*What needs to be done:* Reproduce the entries below with each occurrence of "therefore-symbol" replaced by "therefore-sign", changing nothing else. Omit the pictures from the answer.

*Rows:*
## start

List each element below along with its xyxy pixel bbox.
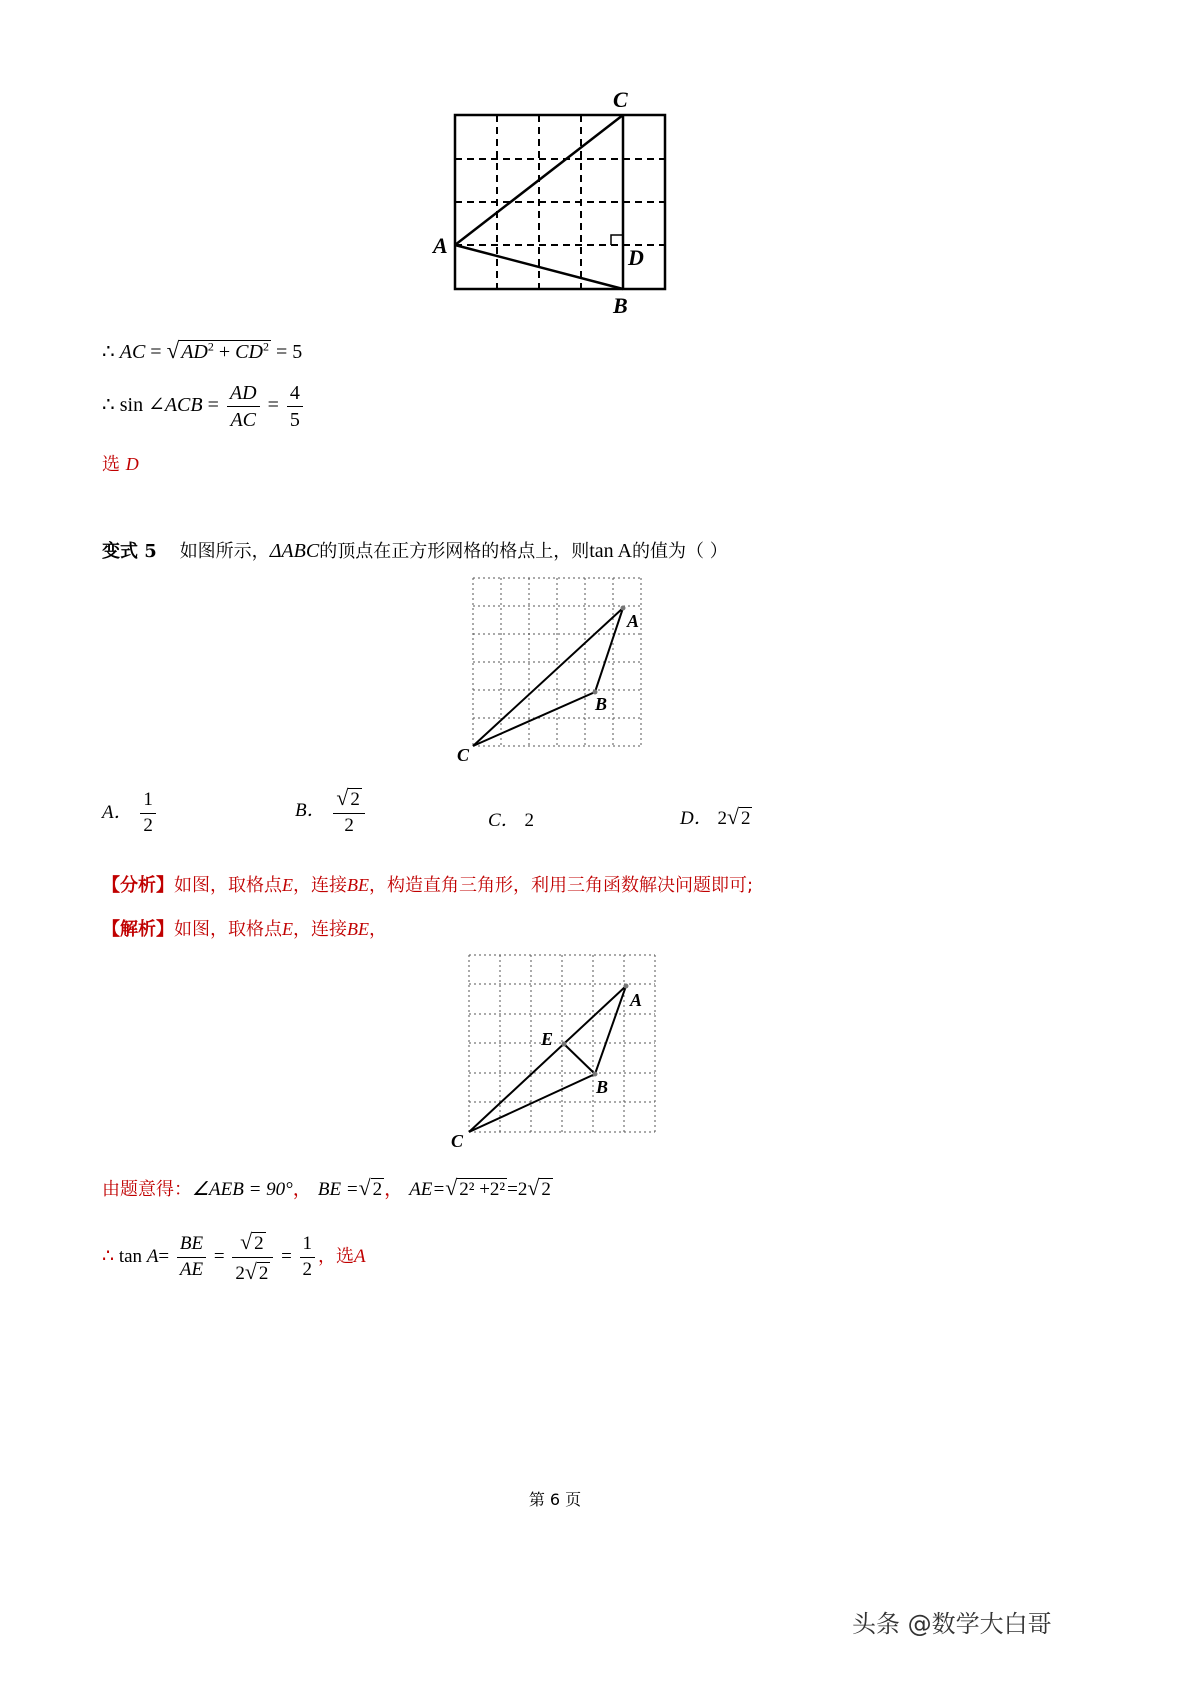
answer-select-d — [102, 450, 139, 476]
point-e: E — [282, 919, 293, 939]
option-letter: B． — [295, 799, 326, 821]
cd-term: CD — [235, 341, 263, 363]
therefore-symbol: ∴ — [102, 341, 115, 363]
fraction-sqrt2-2 — [333, 786, 365, 837]
separator: ， — [292, 1178, 312, 1200]
ac-term: AC — [119, 341, 146, 363]
radicand: 2 — [350, 789, 360, 810]
fraction-1-2 — [300, 1234, 316, 1281]
label-c: C — [457, 745, 470, 765]
numerator: BE — [177, 1234, 206, 1258]
numerator: 4 — [287, 382, 303, 407]
denominator: AE — [179, 1258, 204, 1280]
sqrt-2: √ 2 — [336, 786, 360, 810]
tan-calculation — [102, 1230, 366, 1285]
point-e: E — [282, 875, 293, 895]
label-d: D — [628, 245, 644, 270]
figure-dotted-grid-2 — [445, 945, 675, 1155]
label-c: C — [613, 87, 628, 112]
page-number: 第 6 页 — [528, 1490, 582, 1509]
therefore-symbol: ∴ — [102, 1245, 115, 1267]
tan-fn: tan — [118, 1245, 143, 1267]
question-text: 如图所示， — [179, 541, 270, 562]
denominator: AC — [230, 409, 256, 431]
therefore-symbol: ∴ — [102, 394, 115, 417]
equals: = — [213, 1245, 225, 1267]
option-a[interactable] — [102, 790, 159, 837]
option-letter: D． — [680, 808, 713, 829]
answer-label: 选 — [102, 454, 120, 475]
angle-acb: ∠ACB — [148, 394, 203, 417]
select-label: ，选 — [318, 1245, 355, 1267]
ae-term: AE= — [409, 1179, 446, 1200]
sqrt-2: √ 2 — [527, 1176, 551, 1200]
analysis-text: ，构造直角三角形，利用三角函数解决问题即可; — [369, 875, 754, 896]
label-a: A — [630, 990, 643, 1010]
result: = 5 — [275, 341, 303, 363]
denominator: 2 — [344, 814, 354, 836]
tan-expr: tan A — [589, 540, 632, 562]
sqrt-expression: √ $AD^2 + CD^2$ — [166, 338, 269, 363]
numerator: AD — [227, 382, 260, 407]
option-c[interactable] — [488, 805, 534, 832]
radicand: 2 — [740, 808, 751, 829]
coefficient: 2 — [717, 808, 727, 829]
sqrt-2: √ 2 — [244, 1259, 269, 1284]
sqrt-sum: √ 2² +2² — [445, 1176, 506, 1200]
ad-term: AD — [181, 341, 208, 363]
equation-sin — [102, 382, 306, 431]
triangle-symbol: ΔABC — [269, 540, 320, 562]
question-title: 变式 5 — [102, 541, 157, 562]
analysis-text: ，连接 — [293, 875, 347, 896]
answer-value: D — [125, 454, 139, 474]
angle-aeb: ∠AEB = 90° — [192, 1179, 293, 1200]
numerator: 1 — [300, 1234, 316, 1258]
fraction-1-2 — [140, 790, 156, 837]
solution-text: 如图，取格点 — [174, 919, 282, 940]
sin-fn: sin — [119, 394, 144, 417]
question-text: 的值为（ ） — [631, 541, 728, 562]
radicand: 2 — [258, 1262, 269, 1284]
analysis-text: 如图，取格点 — [174, 875, 282, 896]
figure-rect-grid — [420, 85, 680, 325]
be-term: BE = — [317, 1179, 359, 1200]
numerator: 1 — [140, 790, 156, 814]
radicand: 2 — [254, 1233, 264, 1254]
label-a: A — [627, 611, 640, 631]
label-b: B — [613, 293, 628, 318]
separator: ， — [384, 1178, 404, 1200]
label-b: B — [596, 1077, 609, 1097]
fraction-be-ae — [177, 1234, 206, 1281]
sqrt-2: √ 2 — [726, 805, 751, 829]
label-c: C — [451, 1131, 464, 1151]
fraction-sqrt2-2sqrt2 — [232, 1230, 273, 1285]
option-letter: C． — [488, 810, 520, 831]
var-a: A — [146, 1245, 159, 1267]
label-e: E — [541, 1029, 554, 1049]
option-b[interactable] — [295, 786, 368, 837]
select-value: A — [354, 1245, 366, 1267]
given-label: 由题意得： — [102, 1179, 192, 1200]
solution-text: ， — [369, 919, 387, 940]
solution-tag: 【解析】 — [102, 919, 174, 940]
equals: = — [267, 394, 279, 417]
option-d[interactable] — [680, 803, 752, 830]
option-value: 2 — [524, 810, 534, 831]
denominator: 2 — [302, 1258, 313, 1280]
option-letter: A． — [102, 801, 133, 823]
denominator: 5 — [289, 409, 300, 431]
fraction-4-5 — [287, 382, 303, 431]
label-b: B — [595, 694, 608, 714]
solution-paragraph — [102, 915, 387, 941]
question-text: 的顶点在正方形网格的格点上，则 — [319, 541, 590, 562]
coefficient: 2 — [235, 1262, 245, 1284]
denominator: 2 — [143, 814, 153, 836]
fraction-ad-ac — [227, 382, 260, 431]
equals: = — [281, 1245, 292, 1267]
segment-be: BE — [347, 875, 369, 895]
sqrt-2: √ 2 — [358, 1176, 383, 1200]
solution-text: ，连接 — [293, 919, 347, 940]
analysis-paragraph — [102, 871, 753, 897]
equals: = — [158, 1245, 170, 1267]
figure-dotted-grid-1 — [455, 565, 675, 775]
equation-ac — [102, 338, 302, 364]
question-5 — [102, 537, 728, 563]
radicand: 2 — [541, 1179, 551, 1200]
ae-result: =2 — [507, 1179, 528, 1200]
analysis-tag: 【分析】 — [102, 875, 174, 896]
radicand: 2² +2² — [459, 1179, 506, 1200]
segment-be: BE — [347, 919, 369, 939]
equals: = — [150, 341, 162, 363]
label-a: A — [433, 233, 448, 258]
exp: 2 — [207, 339, 214, 354]
exp: 2 — [262, 339, 269, 354]
sqrt-2: √ 2 — [240, 1230, 264, 1254]
radicand: 2 — [372, 1179, 383, 1200]
given-conditions — [102, 1174, 553, 1201]
watermark: 头条 @数学大白哥 — [852, 1610, 1052, 1638]
equals: = — [207, 394, 219, 417]
plus: + — [218, 341, 231, 363]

## end

*Complete output:*
List each element below along with its xyxy pixel bbox.
answer-select-d — [102, 450, 139, 476]
point-e: E — [282, 919, 293, 939]
option-letter: B． — [295, 799, 326, 821]
cd-term: CD — [235, 341, 263, 363]
therefore-sign: ∴ — [102, 341, 115, 363]
fraction-sqrt2-2 — [333, 786, 365, 837]
separator: ， — [292, 1178, 312, 1200]
ac-term: AC — [119, 341, 146, 363]
radicand: 2 — [350, 789, 360, 810]
fraction-1-2 — [300, 1234, 316, 1281]
label-c: C — [457, 745, 470, 765]
numerator: BE — [177, 1234, 206, 1258]
numerator: 4 — [287, 382, 303, 407]
denominator: AE — [179, 1258, 204, 1280]
sqrt-2: √ 2 — [336, 786, 360, 810]
tan-calculation — [102, 1230, 366, 1285]
point-e: E — [282, 875, 293, 895]
label-d: D — [628, 245, 644, 270]
figure-dotted-grid-2 — [445, 945, 675, 1155]
label-c: C — [613, 87, 628, 112]
page-number: 第 6 页 — [528, 1490, 582, 1509]
therefore-sign: ∴ — [102, 1245, 115, 1267]
tan-fn: tan — [118, 1245, 143, 1267]
question-text: 如图所示， — [179, 541, 270, 562]
denominator: AC — [230, 409, 256, 431]
therefore-sign: ∴ — [102, 394, 115, 417]
equals: = — [213, 1245, 225, 1267]
option-a[interactable] — [102, 790, 159, 837]
option-letter: D． — [680, 808, 713, 829]
answer-label: 选 — [102, 454, 120, 475]
angle-acb: ∠ACB — [148, 394, 203, 417]
select-label: ，选 — [318, 1245, 355, 1267]
ae-term: AE= — [409, 1179, 446, 1200]
sqrt-2: √ 2 — [527, 1176, 551, 1200]
analysis-text: ，构造直角三角形，利用三角函数解决问题即可; — [369, 875, 754, 896]
label-a: A — [630, 990, 643, 1010]
result: = 5 — [275, 341, 303, 363]
denominator: 2 — [344, 814, 354, 836]
tan-expr: tan A — [589, 540, 632, 562]
sqrt-expression: √ $AD^2 + CD^2$ — [166, 338, 269, 363]
numerator: AD — [227, 382, 260, 407]
option-c[interactable] — [488, 805, 534, 832]
radicand: 2 — [740, 808, 751, 829]
coefficient: 2 — [717, 808, 727, 829]
sqrt-2: √ 2 — [244, 1259, 269, 1284]
sqrt-sum: √ 2² +2² — [445, 1176, 506, 1200]
ad-term: AD — [181, 341, 208, 363]
equation-sin — [102, 382, 306, 431]
triangle-symbol: ΔABC — [269, 540, 320, 562]
question-title: 变式 5 — [102, 541, 157, 562]
analysis-text: ，连接 — [293, 875, 347, 896]
answer-value: D — [125, 454, 139, 474]
angle-aeb: ∠AEB = 90° — [192, 1179, 293, 1200]
numerator: 1 — [300, 1234, 316, 1258]
fraction-1-2 — [140, 790, 156, 837]
solution-text: 如图，取格点 — [174, 919, 282, 940]
sin-fn: sin — [119, 394, 144, 417]
question-text: 的值为（ ） — [631, 541, 728, 562]
radicand: 2 — [258, 1262, 269, 1284]
analysis-text: 如图，取格点 — [174, 875, 282, 896]
figure-rect-grid — [420, 85, 680, 325]
be-term: BE = — [317, 1179, 359, 1200]
numerator: 1 — [140, 790, 156, 814]
radicand: 2 — [254, 1233, 264, 1254]
label-a: A — [627, 611, 640, 631]
label-b: B — [613, 293, 628, 318]
separator: ， — [384, 1178, 404, 1200]
label-b: B — [596, 1077, 609, 1097]
fraction-be-ae — [177, 1234, 206, 1281]
sqrt-2: √ 2 — [726, 805, 751, 829]
label-c: C — [451, 1131, 464, 1151]
fraction-sqrt2-2sqrt2 — [232, 1230, 273, 1285]
option-letter: C． — [488, 810, 520, 831]
var-a: A — [146, 1245, 159, 1267]
label-e: E — [541, 1029, 554, 1049]
option-b[interactable] — [295, 786, 368, 837]
select-value: A — [354, 1245, 366, 1267]
given-label: 由题意得： — [102, 1179, 192, 1200]
solution-text: ， — [369, 919, 387, 940]
solution-tag: 【解析】 — [102, 919, 174, 940]
equals: = — [267, 394, 279, 417]
option-d[interactable] — [680, 803, 752, 830]
option-value: 2 — [524, 810, 534, 831]
denominator: 2 — [302, 1258, 313, 1280]
option-letter: A． — [102, 801, 133, 823]
denominator: 5 — [289, 409, 300, 431]
fraction-4-5 — [287, 382, 303, 431]
label-b: B — [595, 694, 608, 714]
solution-paragraph — [102, 915, 387, 941]
question-text: 的顶点在正方形网格的格点上，则 — [319, 541, 590, 562]
coefficient: 2 — [235, 1262, 245, 1284]
denominator: 2 — [143, 814, 153, 836]
fraction-ad-ac — [227, 382, 260, 431]
equals: = — [281, 1245, 292, 1267]
segment-be: BE — [347, 875, 369, 895]
sqrt-2: √ 2 — [358, 1176, 383, 1200]
solution-text: ，连接 — [293, 919, 347, 940]
analysis-paragraph — [102, 871, 753, 897]
equals: = — [158, 1245, 170, 1267]
figure-dotted-grid-1 — [455, 565, 675, 775]
equation-ac — [102, 338, 302, 364]
question-5 — [102, 537, 728, 563]
radicand: 2 — [541, 1179, 551, 1200]
ae-result: =2 — [507, 1179, 528, 1200]
analysis-tag: 【分析】 — [102, 875, 174, 896]
radicand: 2² +2² — [459, 1179, 506, 1200]
segment-be: BE — [347, 919, 369, 939]
equals: = — [150, 341, 162, 363]
label-a: A — [433, 233, 448, 258]
exp: 2 — [207, 339, 214, 354]
exp: 2 — [262, 339, 269, 354]
sqrt-2: √ 2 — [240, 1230, 264, 1254]
radicand: 2 — [372, 1179, 383, 1200]
given-conditions — [102, 1174, 553, 1201]
watermark: 头条 @数学大白哥 — [852, 1610, 1052, 1638]
equals: = — [207, 394, 219, 417]
plus: + — [218, 341, 231, 363]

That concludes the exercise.